## Stated goal
Look through the data below and report how many lines include "Schools". Only the number should be given.

## Records provided
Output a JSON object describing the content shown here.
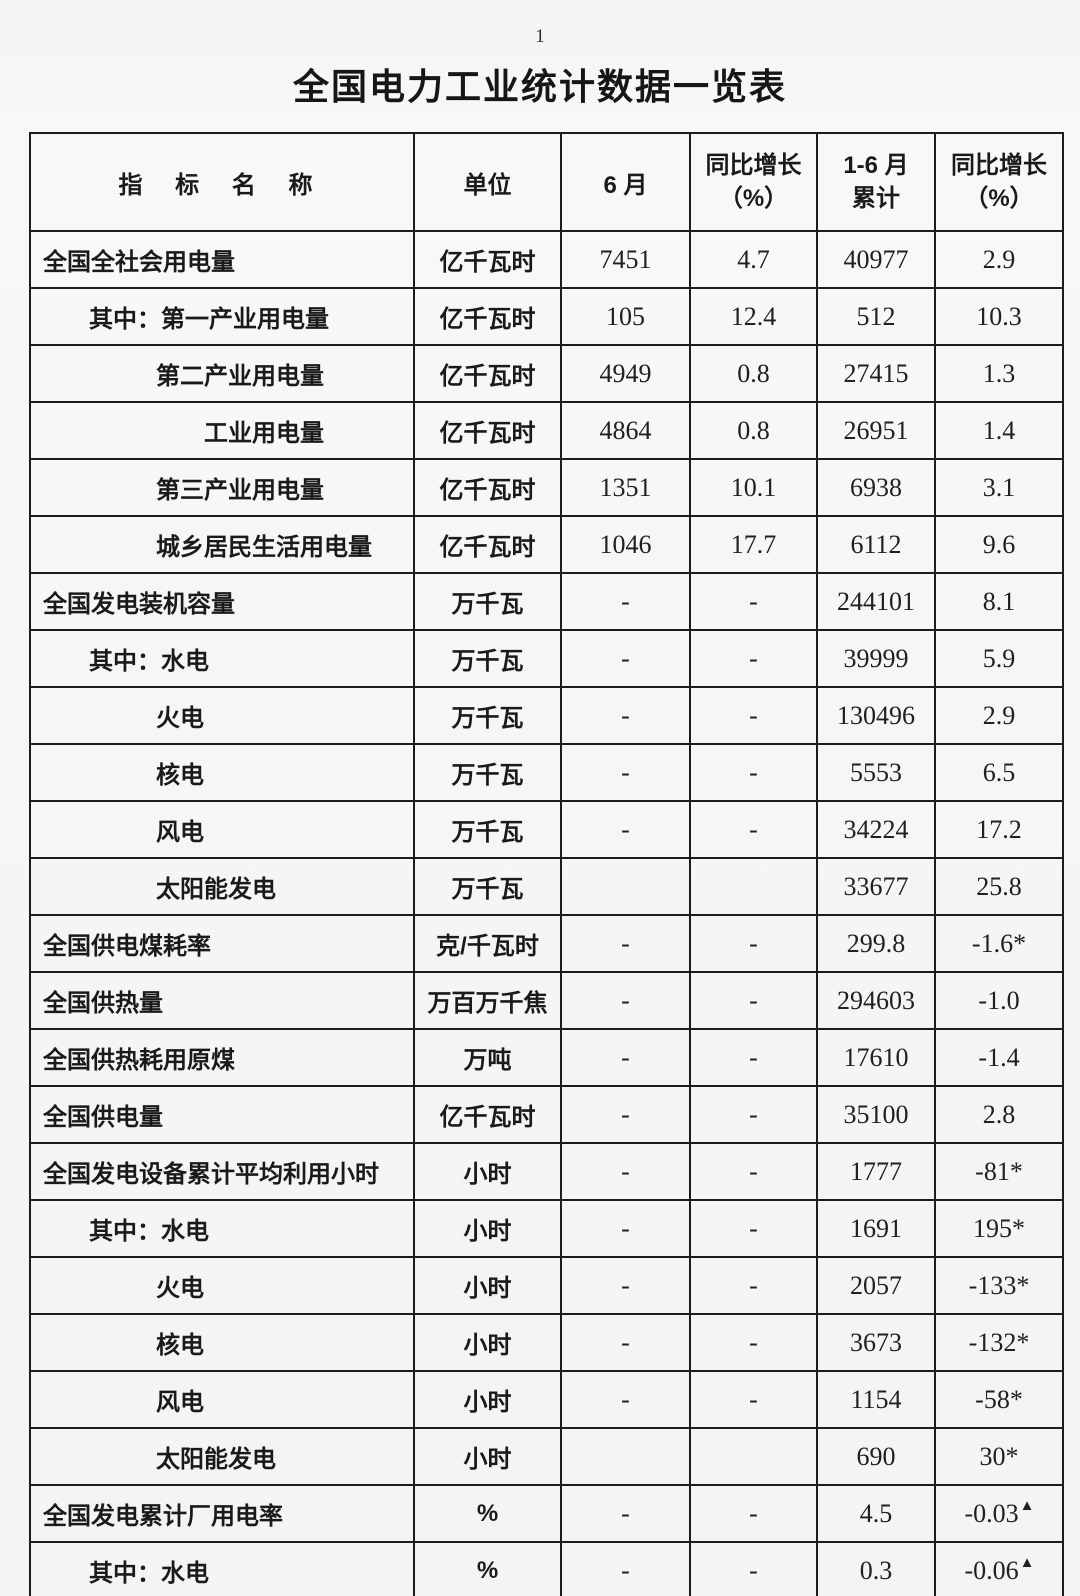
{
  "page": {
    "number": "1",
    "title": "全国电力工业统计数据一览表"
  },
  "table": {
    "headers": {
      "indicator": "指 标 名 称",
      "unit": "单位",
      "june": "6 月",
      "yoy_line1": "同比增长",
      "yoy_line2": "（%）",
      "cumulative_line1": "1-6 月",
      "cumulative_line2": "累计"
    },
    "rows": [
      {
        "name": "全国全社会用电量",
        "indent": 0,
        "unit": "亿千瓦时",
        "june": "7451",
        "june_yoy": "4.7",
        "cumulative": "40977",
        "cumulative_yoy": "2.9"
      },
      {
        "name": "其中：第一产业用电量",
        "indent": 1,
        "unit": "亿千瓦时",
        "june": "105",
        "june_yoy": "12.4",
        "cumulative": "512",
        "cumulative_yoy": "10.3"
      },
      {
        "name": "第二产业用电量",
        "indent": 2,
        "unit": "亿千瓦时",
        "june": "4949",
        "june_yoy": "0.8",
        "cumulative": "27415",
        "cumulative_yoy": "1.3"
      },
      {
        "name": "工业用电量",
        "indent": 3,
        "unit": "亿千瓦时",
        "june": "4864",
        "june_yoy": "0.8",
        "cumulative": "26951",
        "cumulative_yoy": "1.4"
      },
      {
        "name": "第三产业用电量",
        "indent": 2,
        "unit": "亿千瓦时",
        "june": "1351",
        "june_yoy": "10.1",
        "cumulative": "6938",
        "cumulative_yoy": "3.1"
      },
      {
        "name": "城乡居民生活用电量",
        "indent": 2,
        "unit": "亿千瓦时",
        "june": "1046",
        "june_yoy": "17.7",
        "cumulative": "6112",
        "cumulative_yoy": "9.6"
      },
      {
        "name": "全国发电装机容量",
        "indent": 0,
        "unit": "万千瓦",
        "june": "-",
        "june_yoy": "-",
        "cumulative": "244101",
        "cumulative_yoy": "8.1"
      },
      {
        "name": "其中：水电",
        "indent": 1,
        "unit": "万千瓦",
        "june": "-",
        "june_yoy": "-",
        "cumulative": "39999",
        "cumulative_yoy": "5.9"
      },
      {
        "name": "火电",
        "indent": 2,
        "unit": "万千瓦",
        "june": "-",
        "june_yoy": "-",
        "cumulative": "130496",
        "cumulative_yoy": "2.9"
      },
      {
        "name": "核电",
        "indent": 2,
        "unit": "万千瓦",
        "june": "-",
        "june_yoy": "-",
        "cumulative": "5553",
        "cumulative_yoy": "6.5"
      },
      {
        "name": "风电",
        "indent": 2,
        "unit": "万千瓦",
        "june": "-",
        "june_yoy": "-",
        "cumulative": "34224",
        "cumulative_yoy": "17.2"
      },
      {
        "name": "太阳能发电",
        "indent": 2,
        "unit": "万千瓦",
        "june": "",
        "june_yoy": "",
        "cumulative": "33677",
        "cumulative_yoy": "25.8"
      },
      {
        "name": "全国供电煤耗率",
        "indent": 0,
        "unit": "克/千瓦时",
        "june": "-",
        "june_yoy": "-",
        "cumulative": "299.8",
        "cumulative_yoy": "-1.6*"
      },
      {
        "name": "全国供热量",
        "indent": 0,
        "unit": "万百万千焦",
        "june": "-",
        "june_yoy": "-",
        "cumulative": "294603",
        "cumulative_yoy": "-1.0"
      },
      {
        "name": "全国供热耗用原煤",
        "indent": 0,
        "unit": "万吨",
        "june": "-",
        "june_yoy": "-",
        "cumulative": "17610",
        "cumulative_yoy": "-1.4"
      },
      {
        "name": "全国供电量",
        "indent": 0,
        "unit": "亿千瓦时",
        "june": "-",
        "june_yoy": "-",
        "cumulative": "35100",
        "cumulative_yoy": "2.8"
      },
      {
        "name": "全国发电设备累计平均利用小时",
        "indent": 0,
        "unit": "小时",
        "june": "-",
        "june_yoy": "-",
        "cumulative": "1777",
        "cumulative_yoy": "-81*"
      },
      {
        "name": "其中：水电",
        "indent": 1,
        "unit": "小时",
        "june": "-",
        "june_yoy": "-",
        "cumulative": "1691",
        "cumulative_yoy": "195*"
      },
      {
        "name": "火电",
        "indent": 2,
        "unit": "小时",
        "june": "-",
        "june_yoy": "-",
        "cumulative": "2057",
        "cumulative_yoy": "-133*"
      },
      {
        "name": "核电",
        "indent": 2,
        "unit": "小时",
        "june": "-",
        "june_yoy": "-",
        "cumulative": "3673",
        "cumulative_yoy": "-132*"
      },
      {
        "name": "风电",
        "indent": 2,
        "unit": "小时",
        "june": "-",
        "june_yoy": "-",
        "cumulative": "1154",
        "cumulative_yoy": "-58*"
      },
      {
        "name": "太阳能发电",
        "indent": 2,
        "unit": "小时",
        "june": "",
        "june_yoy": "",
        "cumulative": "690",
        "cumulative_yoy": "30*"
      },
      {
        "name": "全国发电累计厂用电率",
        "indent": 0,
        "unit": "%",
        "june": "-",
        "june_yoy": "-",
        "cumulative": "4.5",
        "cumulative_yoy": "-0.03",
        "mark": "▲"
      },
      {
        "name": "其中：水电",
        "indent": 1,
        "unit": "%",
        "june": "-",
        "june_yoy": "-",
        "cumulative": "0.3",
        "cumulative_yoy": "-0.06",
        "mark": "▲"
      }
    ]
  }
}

--

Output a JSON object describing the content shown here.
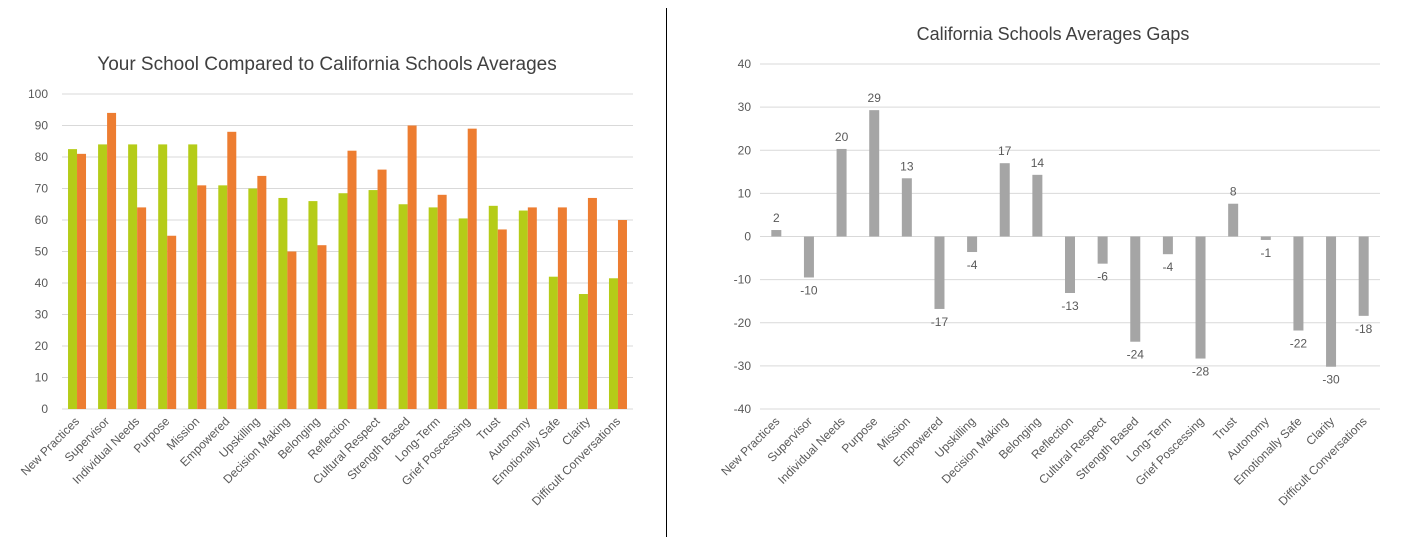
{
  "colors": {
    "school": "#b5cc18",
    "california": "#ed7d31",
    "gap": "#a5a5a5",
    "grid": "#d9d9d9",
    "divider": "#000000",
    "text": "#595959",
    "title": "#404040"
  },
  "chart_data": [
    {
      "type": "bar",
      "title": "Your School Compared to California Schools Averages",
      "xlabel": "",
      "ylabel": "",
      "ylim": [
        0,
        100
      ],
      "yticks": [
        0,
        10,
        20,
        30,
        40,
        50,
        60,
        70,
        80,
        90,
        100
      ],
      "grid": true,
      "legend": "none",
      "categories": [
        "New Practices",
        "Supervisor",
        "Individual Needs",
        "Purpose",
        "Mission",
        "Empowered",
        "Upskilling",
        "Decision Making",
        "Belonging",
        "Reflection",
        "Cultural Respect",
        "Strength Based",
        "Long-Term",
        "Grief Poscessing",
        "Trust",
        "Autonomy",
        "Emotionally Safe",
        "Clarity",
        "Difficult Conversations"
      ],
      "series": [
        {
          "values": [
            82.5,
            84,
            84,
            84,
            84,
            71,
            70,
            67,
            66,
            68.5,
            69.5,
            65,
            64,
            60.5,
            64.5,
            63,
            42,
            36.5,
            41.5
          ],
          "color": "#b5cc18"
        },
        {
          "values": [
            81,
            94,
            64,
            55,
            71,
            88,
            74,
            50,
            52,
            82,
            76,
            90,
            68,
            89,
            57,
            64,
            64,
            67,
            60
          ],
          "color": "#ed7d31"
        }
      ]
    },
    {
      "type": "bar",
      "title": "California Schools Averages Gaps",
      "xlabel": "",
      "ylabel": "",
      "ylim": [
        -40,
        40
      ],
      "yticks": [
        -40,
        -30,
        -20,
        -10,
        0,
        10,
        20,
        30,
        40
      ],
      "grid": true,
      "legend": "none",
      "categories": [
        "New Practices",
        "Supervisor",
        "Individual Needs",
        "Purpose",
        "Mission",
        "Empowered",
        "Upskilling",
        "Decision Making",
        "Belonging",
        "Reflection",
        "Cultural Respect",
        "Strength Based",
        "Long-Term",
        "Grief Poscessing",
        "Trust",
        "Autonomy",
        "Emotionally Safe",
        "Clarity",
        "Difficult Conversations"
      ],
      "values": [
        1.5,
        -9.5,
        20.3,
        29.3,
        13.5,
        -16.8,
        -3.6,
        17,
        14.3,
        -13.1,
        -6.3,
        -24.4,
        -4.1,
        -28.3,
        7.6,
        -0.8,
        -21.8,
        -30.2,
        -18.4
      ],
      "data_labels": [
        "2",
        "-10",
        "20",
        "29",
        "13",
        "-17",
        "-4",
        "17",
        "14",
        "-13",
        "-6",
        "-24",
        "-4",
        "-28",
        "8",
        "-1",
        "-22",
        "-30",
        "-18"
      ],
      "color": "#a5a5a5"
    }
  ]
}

* * *

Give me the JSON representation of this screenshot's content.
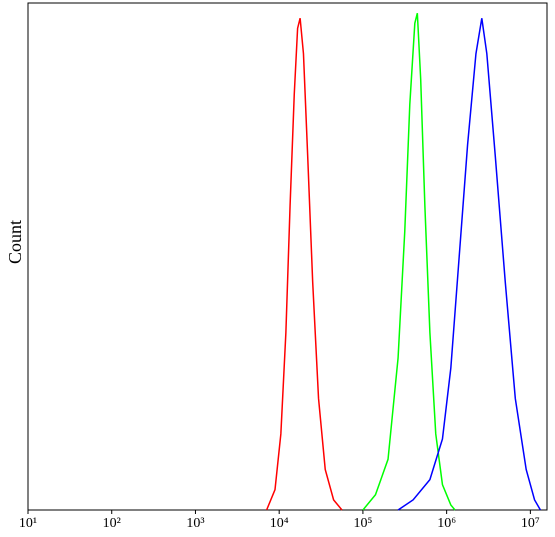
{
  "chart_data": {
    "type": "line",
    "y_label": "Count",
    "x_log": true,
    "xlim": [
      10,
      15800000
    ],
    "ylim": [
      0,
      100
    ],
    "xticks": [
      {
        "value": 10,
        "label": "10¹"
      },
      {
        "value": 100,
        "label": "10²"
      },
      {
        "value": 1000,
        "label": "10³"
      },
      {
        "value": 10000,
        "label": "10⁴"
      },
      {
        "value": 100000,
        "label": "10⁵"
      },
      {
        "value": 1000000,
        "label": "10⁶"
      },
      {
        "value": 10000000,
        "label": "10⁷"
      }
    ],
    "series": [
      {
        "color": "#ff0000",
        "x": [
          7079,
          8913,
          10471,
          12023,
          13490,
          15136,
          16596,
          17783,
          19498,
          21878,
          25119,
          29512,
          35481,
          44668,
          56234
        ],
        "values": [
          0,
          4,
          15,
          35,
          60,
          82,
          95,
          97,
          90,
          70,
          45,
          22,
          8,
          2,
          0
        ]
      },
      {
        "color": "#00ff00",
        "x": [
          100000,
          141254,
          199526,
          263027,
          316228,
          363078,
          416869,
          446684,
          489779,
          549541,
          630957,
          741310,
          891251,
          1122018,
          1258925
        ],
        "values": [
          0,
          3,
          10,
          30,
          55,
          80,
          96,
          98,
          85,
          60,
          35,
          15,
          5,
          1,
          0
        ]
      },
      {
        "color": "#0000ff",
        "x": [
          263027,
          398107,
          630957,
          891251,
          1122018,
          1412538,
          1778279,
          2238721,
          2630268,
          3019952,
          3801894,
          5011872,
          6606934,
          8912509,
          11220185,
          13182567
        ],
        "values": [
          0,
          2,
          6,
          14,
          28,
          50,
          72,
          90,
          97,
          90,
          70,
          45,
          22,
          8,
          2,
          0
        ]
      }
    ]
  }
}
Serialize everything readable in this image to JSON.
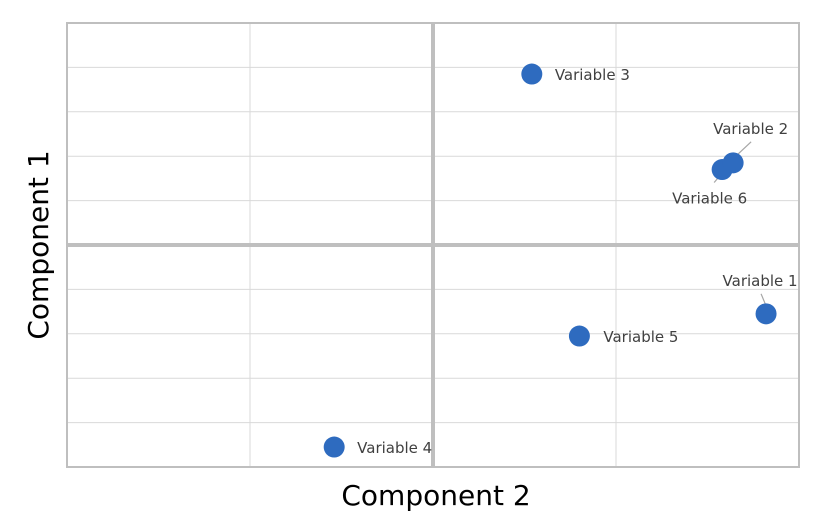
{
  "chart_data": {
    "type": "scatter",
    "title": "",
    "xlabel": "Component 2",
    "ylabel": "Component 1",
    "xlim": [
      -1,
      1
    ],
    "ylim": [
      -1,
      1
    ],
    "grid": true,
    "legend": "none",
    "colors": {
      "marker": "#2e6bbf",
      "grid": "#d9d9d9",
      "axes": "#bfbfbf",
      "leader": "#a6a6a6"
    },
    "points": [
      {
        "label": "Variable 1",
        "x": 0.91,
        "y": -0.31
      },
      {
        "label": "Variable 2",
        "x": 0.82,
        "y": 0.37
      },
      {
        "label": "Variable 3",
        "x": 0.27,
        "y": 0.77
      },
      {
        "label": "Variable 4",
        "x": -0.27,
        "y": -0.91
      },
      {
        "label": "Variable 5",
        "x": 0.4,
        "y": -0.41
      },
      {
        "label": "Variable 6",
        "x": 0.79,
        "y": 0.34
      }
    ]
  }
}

## Written solution
2